Records from a data collection
┄┄┄┄┄┄┄┄┄┄┄┄┄┄┄┄┄┄┄┄

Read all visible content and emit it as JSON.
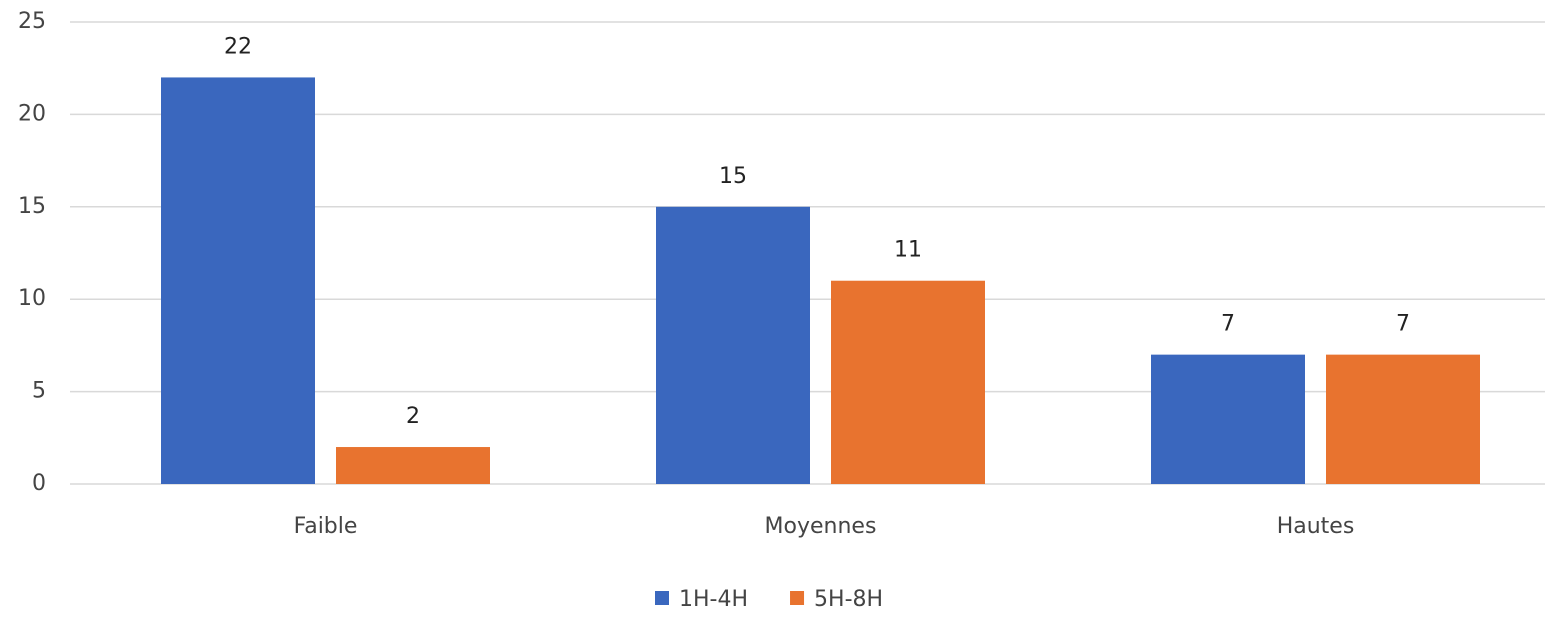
{
  "chart_data": {
    "type": "bar",
    "categories": [
      "Faible",
      "Moyennes",
      "Hautes"
    ],
    "series": [
      {
        "name": "1H-4H",
        "color": "#3a67be",
        "values": [
          22,
          15,
          7
        ]
      },
      {
        "name": "5H-8H",
        "color": "#e8732f",
        "values": [
          2,
          11,
          7
        ]
      }
    ],
    "ylim": [
      0,
      25
    ],
    "yticks": [
      0,
      5,
      10,
      15,
      20,
      25
    ],
    "grid": true,
    "legend": "bottom"
  }
}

┄┄┄┄┄┄┄┄┄┄┄┄┄┄┄┄┄┄┄┄

(GIVEN TASK) Copy the listing in full and without alteration, omitting every picture.

(ANSWER TO THE PROBLEM)
Read all visible content and emit it as JSON.
{
  "chart_data": {
    "type": "bar",
    "categories": [
      "Faible",
      "Moyennes",
      "Hautes"
    ],
    "series": [
      {
        "name": "1H-4H",
        "color": "#3a67be",
        "values": [
          22,
          15,
          7
        ]
      },
      {
        "name": "5H-8H",
        "color": "#e8732f",
        "values": [
          2,
          11,
          7
        ]
      }
    ],
    "ylim": [
      0,
      25
    ],
    "yticks": [
      0,
      5,
      10,
      15,
      20,
      25
    ],
    "grid": true,
    "legend": "bottom"
  }
}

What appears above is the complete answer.